[Dataset rows]

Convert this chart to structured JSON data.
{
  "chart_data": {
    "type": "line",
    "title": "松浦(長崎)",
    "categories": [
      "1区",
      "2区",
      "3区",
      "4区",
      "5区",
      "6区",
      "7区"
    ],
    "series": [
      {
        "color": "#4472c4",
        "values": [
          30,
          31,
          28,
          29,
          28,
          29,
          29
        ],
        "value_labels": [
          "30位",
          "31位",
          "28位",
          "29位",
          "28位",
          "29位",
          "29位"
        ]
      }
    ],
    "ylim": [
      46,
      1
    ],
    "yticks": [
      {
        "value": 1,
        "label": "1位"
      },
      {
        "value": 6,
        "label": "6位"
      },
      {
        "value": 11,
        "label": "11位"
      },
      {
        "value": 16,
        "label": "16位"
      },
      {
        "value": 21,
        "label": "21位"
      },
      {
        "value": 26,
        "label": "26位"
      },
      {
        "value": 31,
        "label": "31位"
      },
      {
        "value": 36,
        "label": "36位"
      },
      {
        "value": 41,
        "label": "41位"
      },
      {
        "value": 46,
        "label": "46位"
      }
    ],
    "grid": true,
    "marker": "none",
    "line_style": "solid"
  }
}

> [Directive] Set all of the records down again, exactly as they stand.

> [Output below]
Convert this chart to structured JSON data.
{
  "chart_data": {
    "type": "line",
    "title": "松浦(長崎)",
    "categories": [
      "1区",
      "2区",
      "3区",
      "4区",
      "5区",
      "6区",
      "7区"
    ],
    "series": [
      {
        "color": "#4472c4",
        "values": [
          30,
          31,
          28,
          29,
          28,
          29,
          29
        ],
        "value_labels": [
          "30位",
          "31位",
          "28位",
          "29位",
          "28位",
          "29位",
          "29位"
        ]
      }
    ],
    "ylim": [
      46,
      1
    ],
    "yticks": [
      {
        "value": 1,
        "label": "1位"
      },
      {
        "value": 6,
        "label": "6位"
      },
      {
        "value": 11,
        "label": "11位"
      },
      {
        "value": 16,
        "label": "16位"
      },
      {
        "value": 21,
        "label": "21位"
      },
      {
        "value": 26,
        "label": "26位"
      },
      {
        "value": 31,
        "label": "31位"
      },
      {
        "value": 36,
        "label": "36位"
      },
      {
        "value": 41,
        "label": "41位"
      },
      {
        "value": 46,
        "label": "46位"
      }
    ],
    "grid": true,
    "marker": "none",
    "line_style": "solid"
  }
}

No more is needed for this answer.